> Data records
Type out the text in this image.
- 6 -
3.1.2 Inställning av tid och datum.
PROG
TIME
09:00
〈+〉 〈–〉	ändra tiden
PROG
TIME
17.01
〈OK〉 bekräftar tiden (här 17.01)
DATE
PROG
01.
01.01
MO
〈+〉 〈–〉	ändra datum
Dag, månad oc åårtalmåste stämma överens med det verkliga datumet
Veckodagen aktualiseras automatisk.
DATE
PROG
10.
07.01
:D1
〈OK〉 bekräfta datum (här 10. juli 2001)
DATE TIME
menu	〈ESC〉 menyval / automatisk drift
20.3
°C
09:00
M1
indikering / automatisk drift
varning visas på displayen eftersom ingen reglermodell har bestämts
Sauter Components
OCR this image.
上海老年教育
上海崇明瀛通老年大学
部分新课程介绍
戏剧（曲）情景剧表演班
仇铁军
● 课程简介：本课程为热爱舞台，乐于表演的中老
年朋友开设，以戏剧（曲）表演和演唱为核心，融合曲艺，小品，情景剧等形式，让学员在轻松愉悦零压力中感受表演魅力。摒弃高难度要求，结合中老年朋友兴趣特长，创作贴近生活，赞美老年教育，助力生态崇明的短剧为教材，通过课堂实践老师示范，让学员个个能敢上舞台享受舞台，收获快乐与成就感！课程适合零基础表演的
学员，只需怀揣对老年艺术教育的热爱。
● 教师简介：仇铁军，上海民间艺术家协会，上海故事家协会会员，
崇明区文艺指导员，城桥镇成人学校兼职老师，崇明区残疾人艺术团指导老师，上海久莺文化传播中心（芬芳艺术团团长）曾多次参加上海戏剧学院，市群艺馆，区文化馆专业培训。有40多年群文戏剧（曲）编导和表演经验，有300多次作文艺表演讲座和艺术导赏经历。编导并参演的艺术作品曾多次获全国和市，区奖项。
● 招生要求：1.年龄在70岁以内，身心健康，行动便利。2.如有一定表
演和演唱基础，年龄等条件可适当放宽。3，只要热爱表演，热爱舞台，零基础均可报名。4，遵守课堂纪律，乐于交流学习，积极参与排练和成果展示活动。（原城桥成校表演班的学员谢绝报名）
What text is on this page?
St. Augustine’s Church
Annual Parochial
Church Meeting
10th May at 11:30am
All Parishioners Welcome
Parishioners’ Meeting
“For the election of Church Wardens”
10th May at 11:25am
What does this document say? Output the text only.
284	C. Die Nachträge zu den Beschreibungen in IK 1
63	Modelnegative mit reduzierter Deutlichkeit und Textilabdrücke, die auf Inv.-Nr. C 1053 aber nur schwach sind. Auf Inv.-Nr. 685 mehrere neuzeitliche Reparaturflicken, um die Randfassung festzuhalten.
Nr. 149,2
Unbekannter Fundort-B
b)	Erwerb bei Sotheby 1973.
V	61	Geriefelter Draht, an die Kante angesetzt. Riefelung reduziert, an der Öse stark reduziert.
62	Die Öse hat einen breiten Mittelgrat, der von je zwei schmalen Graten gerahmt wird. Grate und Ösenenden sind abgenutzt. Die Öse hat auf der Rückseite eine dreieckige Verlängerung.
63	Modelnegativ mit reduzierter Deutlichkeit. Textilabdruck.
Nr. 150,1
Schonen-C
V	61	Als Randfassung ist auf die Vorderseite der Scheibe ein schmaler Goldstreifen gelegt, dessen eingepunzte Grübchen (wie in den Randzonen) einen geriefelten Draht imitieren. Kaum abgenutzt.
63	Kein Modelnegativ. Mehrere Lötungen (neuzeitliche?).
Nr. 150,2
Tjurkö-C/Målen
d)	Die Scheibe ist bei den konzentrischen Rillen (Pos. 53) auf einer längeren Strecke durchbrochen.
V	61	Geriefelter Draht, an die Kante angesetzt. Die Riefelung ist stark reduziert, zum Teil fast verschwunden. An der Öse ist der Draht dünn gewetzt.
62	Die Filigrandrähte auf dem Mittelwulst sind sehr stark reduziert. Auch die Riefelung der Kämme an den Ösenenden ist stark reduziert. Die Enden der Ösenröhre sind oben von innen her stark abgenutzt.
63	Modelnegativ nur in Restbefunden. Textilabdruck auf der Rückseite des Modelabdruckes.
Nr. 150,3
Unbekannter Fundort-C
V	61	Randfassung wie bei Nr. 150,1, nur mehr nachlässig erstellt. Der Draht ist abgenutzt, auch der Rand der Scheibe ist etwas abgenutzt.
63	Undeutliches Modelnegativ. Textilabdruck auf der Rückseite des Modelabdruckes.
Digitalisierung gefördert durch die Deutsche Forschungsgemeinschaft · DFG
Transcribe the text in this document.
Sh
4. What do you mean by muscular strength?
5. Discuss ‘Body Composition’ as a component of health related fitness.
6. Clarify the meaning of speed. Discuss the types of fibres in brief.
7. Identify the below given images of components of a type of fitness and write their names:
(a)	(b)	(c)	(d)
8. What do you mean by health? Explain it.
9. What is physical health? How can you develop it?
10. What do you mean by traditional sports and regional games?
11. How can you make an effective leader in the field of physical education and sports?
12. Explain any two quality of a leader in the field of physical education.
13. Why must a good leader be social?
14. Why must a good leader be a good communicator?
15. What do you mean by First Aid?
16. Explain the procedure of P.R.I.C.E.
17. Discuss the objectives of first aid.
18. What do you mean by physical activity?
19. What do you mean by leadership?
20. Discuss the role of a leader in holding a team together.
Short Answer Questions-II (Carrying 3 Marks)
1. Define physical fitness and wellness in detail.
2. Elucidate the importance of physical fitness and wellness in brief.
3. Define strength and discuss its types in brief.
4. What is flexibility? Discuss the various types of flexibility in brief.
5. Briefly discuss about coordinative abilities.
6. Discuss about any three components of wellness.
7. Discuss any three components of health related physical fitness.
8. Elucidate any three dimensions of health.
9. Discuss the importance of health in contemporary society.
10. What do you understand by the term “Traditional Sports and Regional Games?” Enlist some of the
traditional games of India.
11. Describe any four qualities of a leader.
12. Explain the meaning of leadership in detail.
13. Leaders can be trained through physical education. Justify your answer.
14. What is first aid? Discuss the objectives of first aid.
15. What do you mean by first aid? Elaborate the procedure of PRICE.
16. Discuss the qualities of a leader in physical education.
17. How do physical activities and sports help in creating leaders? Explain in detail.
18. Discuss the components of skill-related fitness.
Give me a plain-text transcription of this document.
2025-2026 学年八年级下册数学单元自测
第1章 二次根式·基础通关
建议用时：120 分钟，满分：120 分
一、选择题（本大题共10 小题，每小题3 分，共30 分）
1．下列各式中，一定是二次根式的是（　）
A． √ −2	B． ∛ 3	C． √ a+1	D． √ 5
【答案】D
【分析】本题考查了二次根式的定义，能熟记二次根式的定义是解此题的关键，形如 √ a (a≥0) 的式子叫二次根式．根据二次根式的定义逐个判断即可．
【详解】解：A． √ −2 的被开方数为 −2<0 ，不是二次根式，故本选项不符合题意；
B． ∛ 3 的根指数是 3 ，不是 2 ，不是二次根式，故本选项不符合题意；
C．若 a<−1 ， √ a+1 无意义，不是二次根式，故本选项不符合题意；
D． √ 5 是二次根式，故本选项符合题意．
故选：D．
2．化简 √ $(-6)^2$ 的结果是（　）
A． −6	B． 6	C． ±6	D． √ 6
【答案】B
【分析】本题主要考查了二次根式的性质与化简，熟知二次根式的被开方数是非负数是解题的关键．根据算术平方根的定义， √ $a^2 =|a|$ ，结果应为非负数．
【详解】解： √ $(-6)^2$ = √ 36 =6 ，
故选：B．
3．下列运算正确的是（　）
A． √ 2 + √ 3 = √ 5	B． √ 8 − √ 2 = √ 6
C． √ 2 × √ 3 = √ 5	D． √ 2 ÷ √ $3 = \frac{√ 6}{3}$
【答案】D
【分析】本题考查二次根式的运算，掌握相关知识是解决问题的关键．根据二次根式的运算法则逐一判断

> Given instruction
Among the entries above, identify all lines with "leadership" and copy them.

> Expected answer
19. What do you mean by leadership?
12. Explain the meaning of leadership in detail.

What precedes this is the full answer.